### GOAL
In the data below, find every line that has the string "making", and copy it.

— Start of INPUT —

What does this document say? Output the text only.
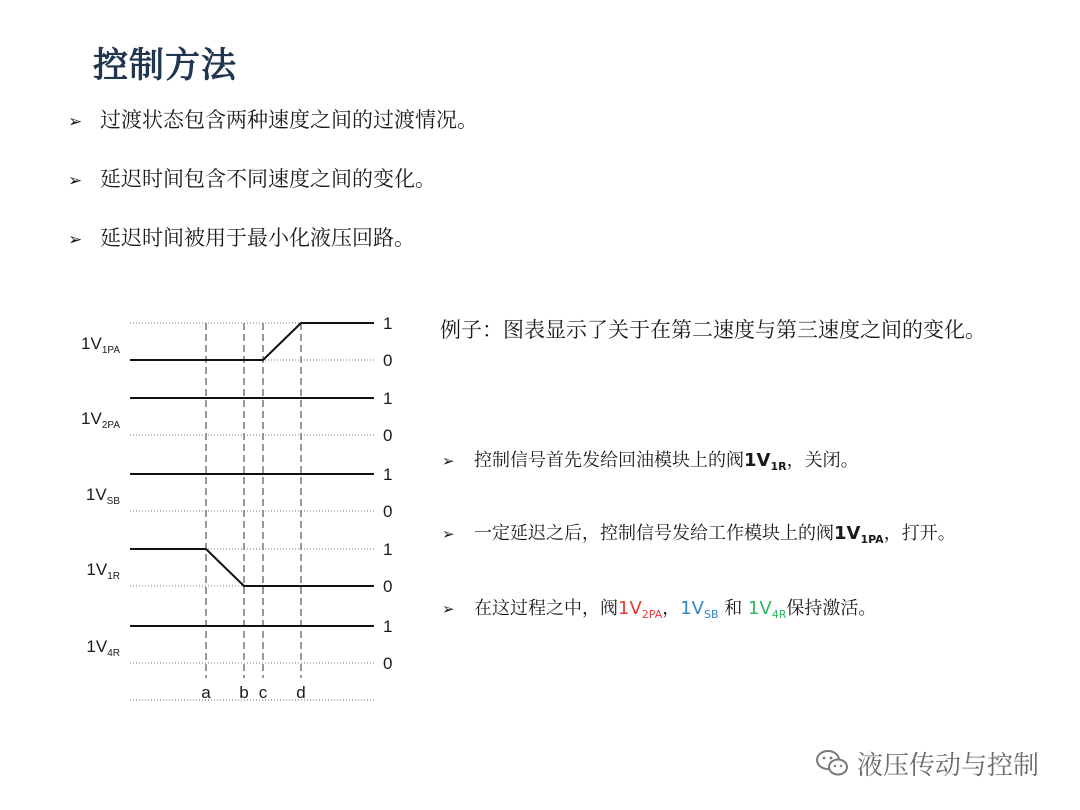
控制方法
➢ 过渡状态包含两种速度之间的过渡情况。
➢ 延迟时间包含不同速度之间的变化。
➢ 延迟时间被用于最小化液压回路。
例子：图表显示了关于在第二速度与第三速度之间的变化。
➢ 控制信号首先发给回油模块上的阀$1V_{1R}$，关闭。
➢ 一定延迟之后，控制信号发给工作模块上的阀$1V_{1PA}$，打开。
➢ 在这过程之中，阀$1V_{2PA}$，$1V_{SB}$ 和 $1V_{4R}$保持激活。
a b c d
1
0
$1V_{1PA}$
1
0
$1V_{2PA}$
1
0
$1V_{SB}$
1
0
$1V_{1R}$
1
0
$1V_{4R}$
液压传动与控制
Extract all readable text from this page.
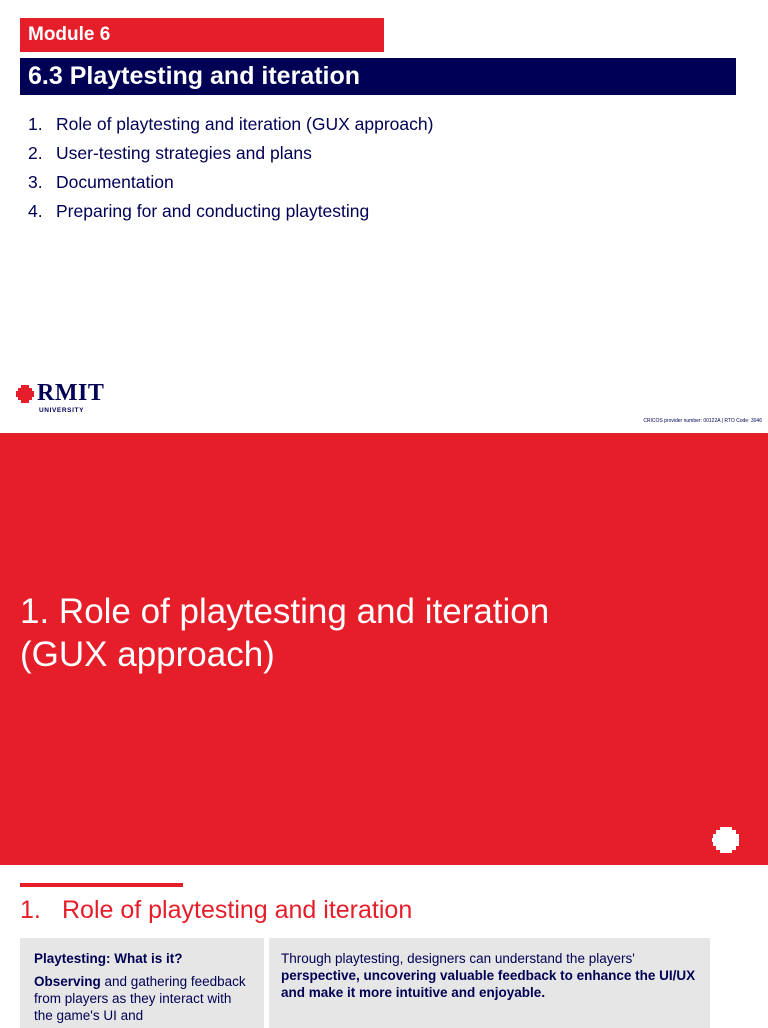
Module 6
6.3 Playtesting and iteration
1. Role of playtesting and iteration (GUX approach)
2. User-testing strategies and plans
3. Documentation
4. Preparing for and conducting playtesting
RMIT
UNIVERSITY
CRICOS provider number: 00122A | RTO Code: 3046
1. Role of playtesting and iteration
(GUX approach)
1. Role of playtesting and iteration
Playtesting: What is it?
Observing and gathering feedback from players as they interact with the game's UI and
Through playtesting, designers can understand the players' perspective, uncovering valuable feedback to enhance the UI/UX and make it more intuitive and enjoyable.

— End of INPUT —
— Start of INPUT —

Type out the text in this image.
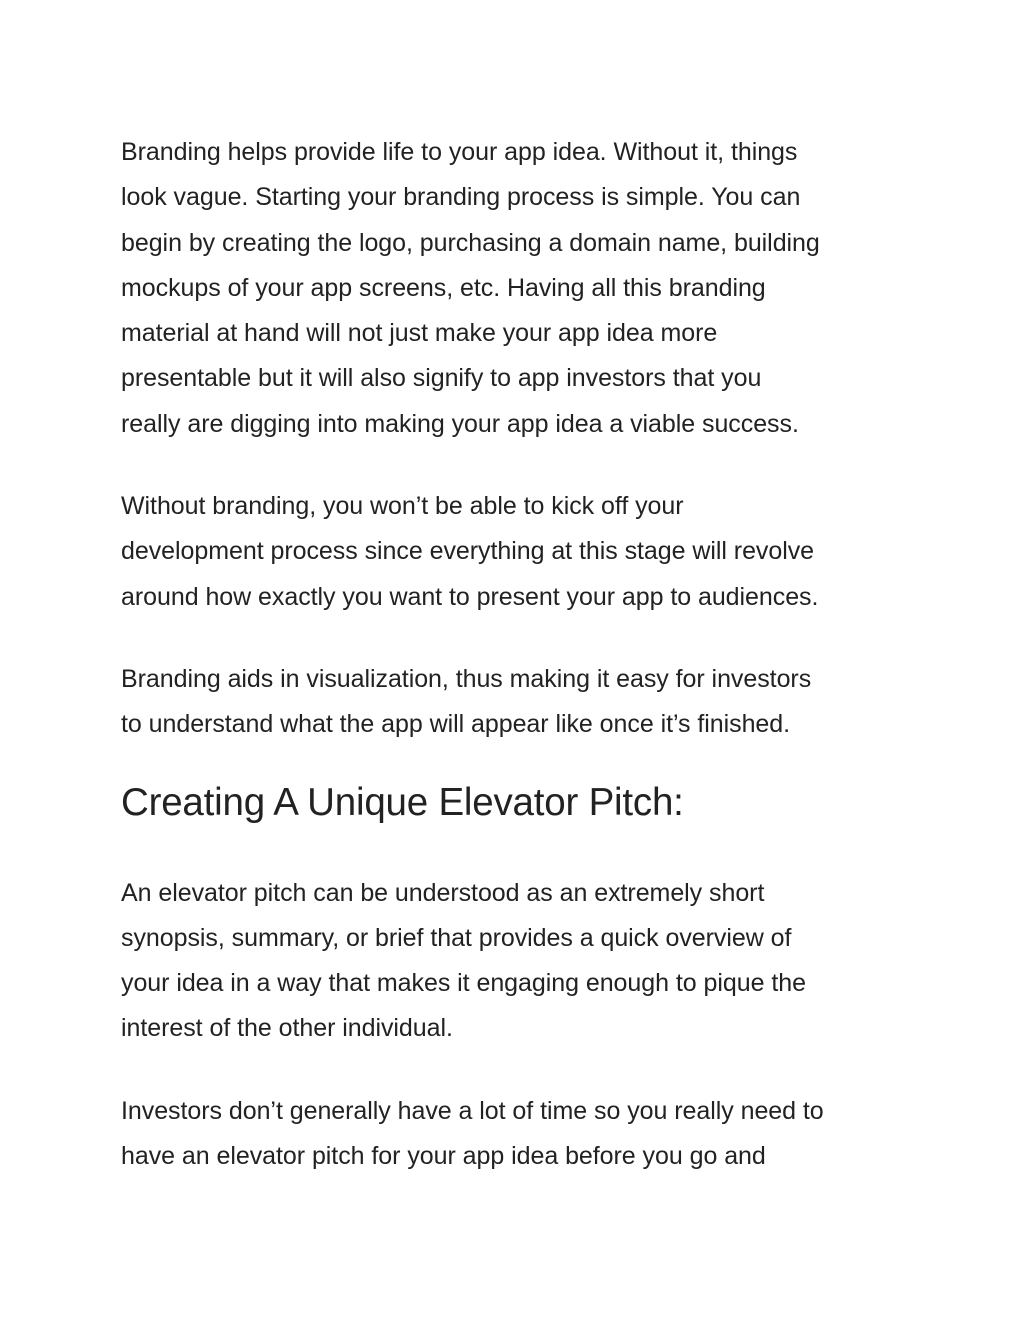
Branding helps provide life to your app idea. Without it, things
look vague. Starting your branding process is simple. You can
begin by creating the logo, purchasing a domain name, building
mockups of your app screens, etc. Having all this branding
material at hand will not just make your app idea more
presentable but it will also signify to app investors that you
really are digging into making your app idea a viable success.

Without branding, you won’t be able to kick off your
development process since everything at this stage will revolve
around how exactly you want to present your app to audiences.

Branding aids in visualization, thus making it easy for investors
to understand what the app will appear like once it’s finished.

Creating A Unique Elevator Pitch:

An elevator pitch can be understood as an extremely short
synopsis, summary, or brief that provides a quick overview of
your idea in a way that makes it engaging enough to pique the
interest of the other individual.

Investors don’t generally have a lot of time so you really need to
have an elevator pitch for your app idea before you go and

— End of INPUT —

### OUTPUT OF THE EXERCISE
really are digging into making your app idea a viable success.
Branding aids in visualization, thus making it easy for investors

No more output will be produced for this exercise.